▸ **Textauszug**
━━━

Alle Messen sind gesungen

Der Graf nimmt mit dem finalen Album "Gipfelstürmer" und einer Tournee Abschied von seiner Band Unheilig und den Fans.

Was auf dem Albumcover zu sehen ist? Eine Dampflok, die viel Dampf macht, während sie sich inmitten eines eindrucksvollen Bergmassivs die Schienen entlangquält. Was auf dem Album zu hören ist? Eine Dampflok, die viel Dampf macht, während sie sich inmitten eines eindrucksvollen Bergmassivs die Schienen entlangquält. Tut tut. Schnauf schnauf. Ratter ratter. Der erste Song trägt deshalb den Titel "Der Berg (Intro)".

Das ist das Wunderbare an der Kunst, wie sie von Unheilig betrieben wird: Sie erklärt sich von selbst. Sie ist vorhersehbar. Sie ist leicht verständlich. Sie richtet sich nicht an wenige, sondern an alle. Verantwortung dafür trägt der Graf, wie er sich nennen lässt, Alter unbekannt, ein Mann des dramatischen Wortes zu dramatischer Musik, der mit schwarzem Gehrock, weißem Hemd und schwarzer Krawatte seinen Dienst verrichtet. Er hat eine Mission: Trost spenden, Mut machen, Kraft geben, Liebe schenken. Es ist eine Dienstleistung am Menschen, die voller Tatendrang und Mitgefühl verrichtet wird. Eine frohe Botschaft für eine triste Welt.

Damit ist der Graf groß rausgekommen. 15 Jahre praktische, bandgestützte Lebensberatung und -hilfe, die sich auf insgesamt acht Alben erstreckt. Mit dem Song "Geboren um zu leben" die deutschen Trauercharts, die Hitliste bei Beerdigungen, aufgemischt, mit dem Album "Große Freiheit" Herbert Grönemeyer und seinen 1988er Klassiker "Ö" von der Spitze der ewigen deutschen Charts gestoßen. Als der Graf mit seiner Band Unheilig anfing, erfreuten sie – die stets melancholisch gestimmte – Gothic-Szene, heute erfreuen sie eine ganze – oft melancholisch gestimmte – Gesellschaft. Damit soll ab 2016 Schluss sein, wie der Graf in einem offenen Brief im Oktober kundtat. Er will nicht mehr singender Seelsorger sein. Er muss auch nicht mehr.

Denn es ist alles gesagt und gesungen. Noch ein letztes Mal wollen Unheilig hoch hinaus. Sie wollen, wie so oft in den vergangenen vier Jahren, den Gipfel stürmen, folglich heißt das neue Album "Gipfelstürmer". Von oben blickt der Graf zurück und voraus, denkt über das Leben nach und die Liebe, sieht Wind und Wolken, Sonne und Sorgen, geht einen steinigen Weg, versetzt Berge, greift nach den Sternen, hört auf die Stimme seines Herzens – hinauf ins Glück, das Glück vor Augen, das Glück zum Greifen nah, am Tor zum Glück, Glück auf. Der Gipfelstürmer ist erfolgreich als Glückssucher unterwegs. Seine stets rührseligen Texte pendeln zwischen Zeit und Ewigkeit, Träumen und Glauben, Licht und Dunkel, Freundschaft und Gemeinschaft, Angst besiegen und Hoffnung machen.

━━━

▸ **Verfügbare Daten**
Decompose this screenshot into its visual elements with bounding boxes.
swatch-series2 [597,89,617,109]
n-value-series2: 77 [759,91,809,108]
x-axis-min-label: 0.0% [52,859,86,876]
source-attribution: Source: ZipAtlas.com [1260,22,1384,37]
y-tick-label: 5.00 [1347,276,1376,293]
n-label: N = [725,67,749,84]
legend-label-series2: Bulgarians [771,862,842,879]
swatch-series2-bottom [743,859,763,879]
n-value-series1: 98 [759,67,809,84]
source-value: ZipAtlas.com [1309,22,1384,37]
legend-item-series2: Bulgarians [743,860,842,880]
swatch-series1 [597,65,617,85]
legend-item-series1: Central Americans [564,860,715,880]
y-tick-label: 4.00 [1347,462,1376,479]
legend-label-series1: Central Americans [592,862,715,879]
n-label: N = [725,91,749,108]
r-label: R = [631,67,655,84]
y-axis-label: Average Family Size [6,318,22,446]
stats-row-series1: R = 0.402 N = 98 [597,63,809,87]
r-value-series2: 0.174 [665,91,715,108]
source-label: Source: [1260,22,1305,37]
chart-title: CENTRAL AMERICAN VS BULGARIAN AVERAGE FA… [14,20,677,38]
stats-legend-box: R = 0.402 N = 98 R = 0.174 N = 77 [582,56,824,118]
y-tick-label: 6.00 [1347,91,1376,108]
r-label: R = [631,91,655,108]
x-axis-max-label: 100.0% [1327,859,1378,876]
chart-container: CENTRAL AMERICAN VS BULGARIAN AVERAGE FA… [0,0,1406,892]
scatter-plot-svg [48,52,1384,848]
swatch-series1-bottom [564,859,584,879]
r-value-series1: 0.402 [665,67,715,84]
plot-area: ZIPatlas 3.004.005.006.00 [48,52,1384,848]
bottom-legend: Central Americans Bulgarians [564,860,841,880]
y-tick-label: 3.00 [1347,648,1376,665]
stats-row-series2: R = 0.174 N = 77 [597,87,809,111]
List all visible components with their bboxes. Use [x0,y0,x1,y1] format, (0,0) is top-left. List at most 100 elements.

━━━

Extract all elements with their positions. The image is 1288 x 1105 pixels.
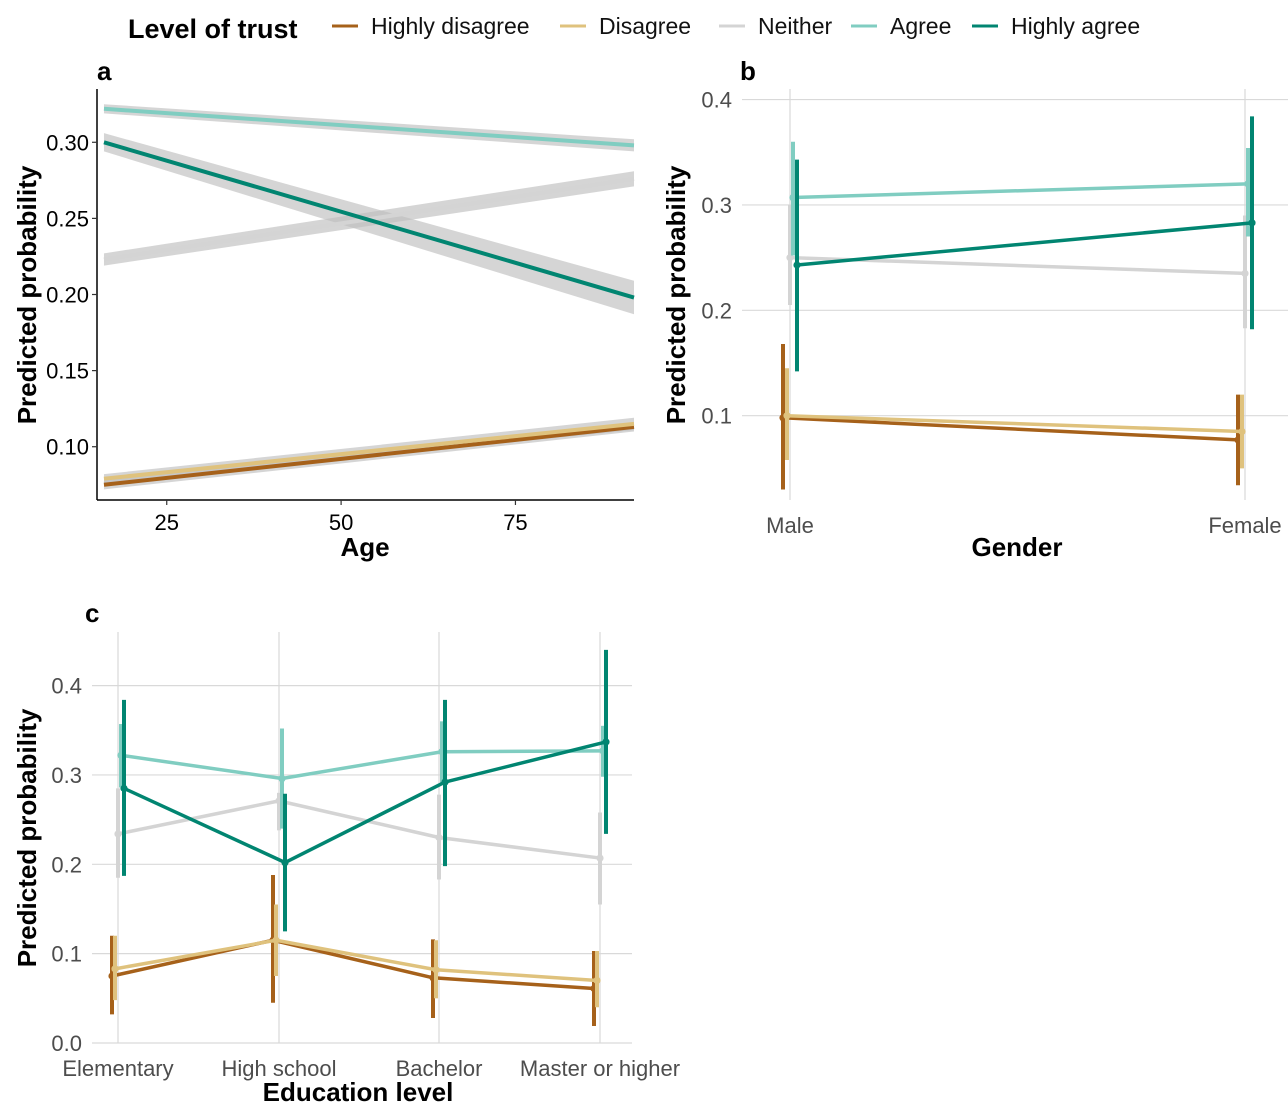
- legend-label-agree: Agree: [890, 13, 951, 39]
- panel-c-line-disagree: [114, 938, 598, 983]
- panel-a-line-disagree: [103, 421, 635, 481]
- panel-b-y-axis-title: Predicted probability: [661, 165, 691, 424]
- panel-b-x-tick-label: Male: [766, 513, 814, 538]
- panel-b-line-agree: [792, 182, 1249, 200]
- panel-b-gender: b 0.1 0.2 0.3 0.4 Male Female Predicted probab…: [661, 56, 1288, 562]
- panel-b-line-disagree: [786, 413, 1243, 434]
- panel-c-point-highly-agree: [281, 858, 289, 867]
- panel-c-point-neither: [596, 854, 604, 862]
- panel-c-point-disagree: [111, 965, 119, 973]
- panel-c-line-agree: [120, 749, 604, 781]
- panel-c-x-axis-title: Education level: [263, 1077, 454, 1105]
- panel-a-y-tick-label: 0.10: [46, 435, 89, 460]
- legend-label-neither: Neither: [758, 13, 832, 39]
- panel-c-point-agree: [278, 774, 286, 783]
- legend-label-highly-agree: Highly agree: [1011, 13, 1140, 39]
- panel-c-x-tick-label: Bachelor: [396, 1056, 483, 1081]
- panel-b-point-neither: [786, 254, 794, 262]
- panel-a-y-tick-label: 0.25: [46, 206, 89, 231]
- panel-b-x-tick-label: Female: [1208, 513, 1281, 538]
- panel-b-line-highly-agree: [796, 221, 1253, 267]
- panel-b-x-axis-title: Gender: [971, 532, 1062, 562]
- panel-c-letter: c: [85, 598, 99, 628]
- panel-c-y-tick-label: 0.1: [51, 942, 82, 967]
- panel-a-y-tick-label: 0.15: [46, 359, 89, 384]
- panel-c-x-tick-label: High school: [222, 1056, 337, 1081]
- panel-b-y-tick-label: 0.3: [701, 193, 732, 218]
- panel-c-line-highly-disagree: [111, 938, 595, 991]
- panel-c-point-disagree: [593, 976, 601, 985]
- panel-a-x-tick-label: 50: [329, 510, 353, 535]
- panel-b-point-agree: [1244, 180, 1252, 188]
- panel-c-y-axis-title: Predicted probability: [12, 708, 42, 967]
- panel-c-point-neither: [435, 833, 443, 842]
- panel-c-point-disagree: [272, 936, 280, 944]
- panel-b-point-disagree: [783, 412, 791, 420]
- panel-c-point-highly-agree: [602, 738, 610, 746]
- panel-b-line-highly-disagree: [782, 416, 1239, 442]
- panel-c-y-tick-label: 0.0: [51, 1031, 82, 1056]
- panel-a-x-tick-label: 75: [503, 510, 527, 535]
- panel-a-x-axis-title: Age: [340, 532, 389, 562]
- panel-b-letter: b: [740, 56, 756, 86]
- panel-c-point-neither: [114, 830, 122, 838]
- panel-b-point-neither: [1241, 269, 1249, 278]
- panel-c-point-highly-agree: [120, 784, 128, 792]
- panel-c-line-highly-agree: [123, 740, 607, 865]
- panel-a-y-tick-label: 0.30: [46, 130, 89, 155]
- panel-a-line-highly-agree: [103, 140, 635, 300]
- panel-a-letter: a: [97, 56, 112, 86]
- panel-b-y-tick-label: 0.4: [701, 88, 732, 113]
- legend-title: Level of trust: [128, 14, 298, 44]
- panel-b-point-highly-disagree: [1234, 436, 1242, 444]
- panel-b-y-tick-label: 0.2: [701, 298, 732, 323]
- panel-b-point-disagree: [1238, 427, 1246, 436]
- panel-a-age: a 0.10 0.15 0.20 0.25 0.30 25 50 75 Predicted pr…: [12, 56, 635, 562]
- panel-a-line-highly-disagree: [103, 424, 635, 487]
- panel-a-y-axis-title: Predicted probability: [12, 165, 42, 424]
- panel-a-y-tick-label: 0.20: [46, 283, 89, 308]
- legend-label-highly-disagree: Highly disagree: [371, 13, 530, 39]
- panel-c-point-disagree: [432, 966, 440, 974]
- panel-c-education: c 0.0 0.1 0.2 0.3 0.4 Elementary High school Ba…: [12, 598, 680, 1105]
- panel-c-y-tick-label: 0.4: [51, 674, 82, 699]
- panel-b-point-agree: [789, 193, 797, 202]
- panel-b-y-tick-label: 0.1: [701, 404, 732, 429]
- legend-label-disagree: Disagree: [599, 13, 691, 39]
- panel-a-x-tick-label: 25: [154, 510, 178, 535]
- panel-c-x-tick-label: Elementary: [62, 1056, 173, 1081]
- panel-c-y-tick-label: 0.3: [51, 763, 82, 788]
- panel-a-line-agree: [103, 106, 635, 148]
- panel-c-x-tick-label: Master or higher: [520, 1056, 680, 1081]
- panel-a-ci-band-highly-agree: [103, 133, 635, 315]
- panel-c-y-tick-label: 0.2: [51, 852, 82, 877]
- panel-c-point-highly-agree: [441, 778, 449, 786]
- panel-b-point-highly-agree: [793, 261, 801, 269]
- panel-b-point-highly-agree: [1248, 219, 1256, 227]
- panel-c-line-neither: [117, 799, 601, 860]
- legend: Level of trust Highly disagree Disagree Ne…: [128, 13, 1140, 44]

━━━

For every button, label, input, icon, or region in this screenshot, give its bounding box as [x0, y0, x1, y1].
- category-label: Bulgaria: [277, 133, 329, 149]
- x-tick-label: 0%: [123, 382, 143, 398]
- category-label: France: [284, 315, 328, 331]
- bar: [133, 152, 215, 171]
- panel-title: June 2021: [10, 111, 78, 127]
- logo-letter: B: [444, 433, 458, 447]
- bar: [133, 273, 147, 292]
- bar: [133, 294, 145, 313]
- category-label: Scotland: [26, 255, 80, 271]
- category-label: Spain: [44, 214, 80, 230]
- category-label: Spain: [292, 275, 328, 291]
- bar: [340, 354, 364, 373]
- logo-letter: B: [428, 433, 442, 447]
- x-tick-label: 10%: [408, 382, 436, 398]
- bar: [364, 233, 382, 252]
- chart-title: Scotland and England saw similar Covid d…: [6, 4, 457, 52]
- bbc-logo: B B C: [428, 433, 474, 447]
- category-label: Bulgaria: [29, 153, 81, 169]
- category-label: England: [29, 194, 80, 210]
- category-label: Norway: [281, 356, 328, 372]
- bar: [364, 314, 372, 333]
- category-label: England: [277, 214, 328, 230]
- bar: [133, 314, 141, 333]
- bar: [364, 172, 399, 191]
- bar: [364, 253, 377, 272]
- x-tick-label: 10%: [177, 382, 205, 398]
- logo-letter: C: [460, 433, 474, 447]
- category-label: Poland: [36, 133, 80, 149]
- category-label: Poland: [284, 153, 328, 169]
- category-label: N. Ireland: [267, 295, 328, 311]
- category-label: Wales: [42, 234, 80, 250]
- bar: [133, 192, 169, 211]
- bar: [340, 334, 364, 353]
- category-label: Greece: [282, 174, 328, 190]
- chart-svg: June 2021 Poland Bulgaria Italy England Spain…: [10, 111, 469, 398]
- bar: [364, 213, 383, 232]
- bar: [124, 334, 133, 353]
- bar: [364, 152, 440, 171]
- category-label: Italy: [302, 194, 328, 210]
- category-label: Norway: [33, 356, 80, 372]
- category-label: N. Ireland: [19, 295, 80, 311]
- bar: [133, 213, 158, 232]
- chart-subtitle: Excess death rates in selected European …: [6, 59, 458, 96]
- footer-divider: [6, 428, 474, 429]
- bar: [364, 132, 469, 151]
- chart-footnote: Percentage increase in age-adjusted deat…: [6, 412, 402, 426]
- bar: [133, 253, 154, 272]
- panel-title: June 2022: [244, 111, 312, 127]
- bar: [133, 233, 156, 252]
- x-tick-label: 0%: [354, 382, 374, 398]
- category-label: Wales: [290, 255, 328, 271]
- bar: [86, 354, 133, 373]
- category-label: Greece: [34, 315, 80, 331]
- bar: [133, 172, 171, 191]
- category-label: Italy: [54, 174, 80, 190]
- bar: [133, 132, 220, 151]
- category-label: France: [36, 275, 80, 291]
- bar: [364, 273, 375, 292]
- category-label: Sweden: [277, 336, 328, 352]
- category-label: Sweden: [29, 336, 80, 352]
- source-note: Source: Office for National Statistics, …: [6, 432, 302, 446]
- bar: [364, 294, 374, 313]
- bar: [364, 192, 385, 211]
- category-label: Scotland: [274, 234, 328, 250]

━━━

▸ **Aufgaben**
A – Schreibe die Zeilen aus Block 1 als JSON-Liste von Strings um, eine pro Zeile und ohne Leerzeilen, beginnend mit der Zeile mit „Decompose this screenshot“ bis einschließlich der Zeile mit „chart-title: CENTRAL AMERICAN“.
B – Führe den Text über Unheilig und ihr Abschiedsalbum „Gipfelstürmer“ im Anschluss an seinen letzten Satz weiter.
Der Textauszug und die Zeilen haben inhaltlich nichts miteinander zu tun.

▸ **Lösungen**
A –
[
  "Decompose this screenshot into its visual elements with bounding boxes.",
  "swatch-series2 [597,89,617,109]",
  "n-value-series2: 77 [759,91,809,108]",
  "x-axis-min-label: 0.0% [52,859,86,876]",
  "source-attribution: Source: ZipAtlas.com [1260,22,1384,37]",
  "y-tick-label: 5.00 [1347,276,1376,293]",
  "n-label: N = [725,67,749,84]",
  "legend-label-series2: Bulgarians [771,862,842,879]",
  "swatch-series2-bottom [743,859,763,879]",
  "n-value-series1: 98 [759,67,809,84]",
  "source-value: ZipAtlas.com [1309,22,1384,37]",
  "legend-item-series2: Bulgarians [743,860,842,880]",
  "swatch-series1 [597,65,617,85]",
  "legend-item-series1: Central Americans [564,860,715,880]",
  "y-tick-label: 4.00 [1347,462,1376,479]",
  "legend-label-series1: Central Americans [592,862,715,879]",
  "n-label: N = [725,91,749,108]",
  "r-label: R = [631,67,655,84]",
  "y-axis-label: Average Family Size [6,318,22,446]",
  "stats-row-series1: R = 0.402 N = 98 [597,63,809,87]",
  "r-value-series2: 0.174 [665,91,715,108]",
  "source-label: Source: [1260,22,1305,37]",
  "chart-title: CENTRAL AMERICAN VS BULGARIAN AVERAGE FA… [14,20,677,38]"
]

B –
Eigentlich braucht es die Songtexte gar nicht, die Songtitel sagen schon alles. "Zeit zu gehen", "Held für einen Tag", "Hand in Hand". Viel mehr als draufsteht, ist auch nicht drin. Was Vorteile hat: für die Produktion (wenige Wortbausteine ergeben viele Satzkombinationen) und für die Handhabung (einfacher Gebrauch ohne Bedienungsanleitung ergibt großen Kundenkreis). Das effektive Prinzip der Textherstellung ist perfektioniert im Stück "Die Weisheiten des Lebens", das einfach Lebensweisheiten, also Redewendungen, fließbandmäßig aneinanderreiht ("Ende gut, alles gut"). Das Beste daran: Die Floskeln und Phrasen und Metaphern waren schon fertig und mussten nicht erst ausgedacht werden.

Was sich inhaltlich stark am Schlager orientiert, ist auch musikalisch oft nicht weit davon entfernt. Es gibt wenige schnörkellose Schlagerballaden, aber viele bombastische, mit Orchester und Pathos gepimpte Schlagerballaden. Ab und an tarnen sich die Schlagerballaden mit Versatzstücken von Dark Wave (es jubiliert der Synthesizer) und Hard Rock (es marschiert das Schlagzeug und grunzt der Sänger). Wumms. Rumms. Ändern tut sich an den 16 Songs aber nichts Grundlegendes: Die strukturelle Schlichtheit ergänzt kongenial die inhaltliche Schlichtheit. Das ist Konzept, das ist eine verbraucherfreundliche Übersichtlichkeit in unübersichtlichen Zeiten wie diesen.

Wie der Graf Abschied nimmt, ist großes Kino (oder klingt zumindest danach). Naive Erbauungsromantik und biedere Schlagerkompositionen bekommen noch einmal einen großen Auftritt inszeniert. Der Graf hat mit Unheilig den Gipfel des Glücks erreicht. Carmen Nebel und Helene Fischer winken. Mehr geht nicht. Der Rückzug ins Private ist eine sehr kluge Entscheidung.
– CD: Unheilig: Gipfelstürmer (Vertigo). Konzert: Freiburg, Rothaus-Arena, Freitag, 24. April, 20 Uhr. Info: BZ-Kartenservice Tel. 0761/4968888.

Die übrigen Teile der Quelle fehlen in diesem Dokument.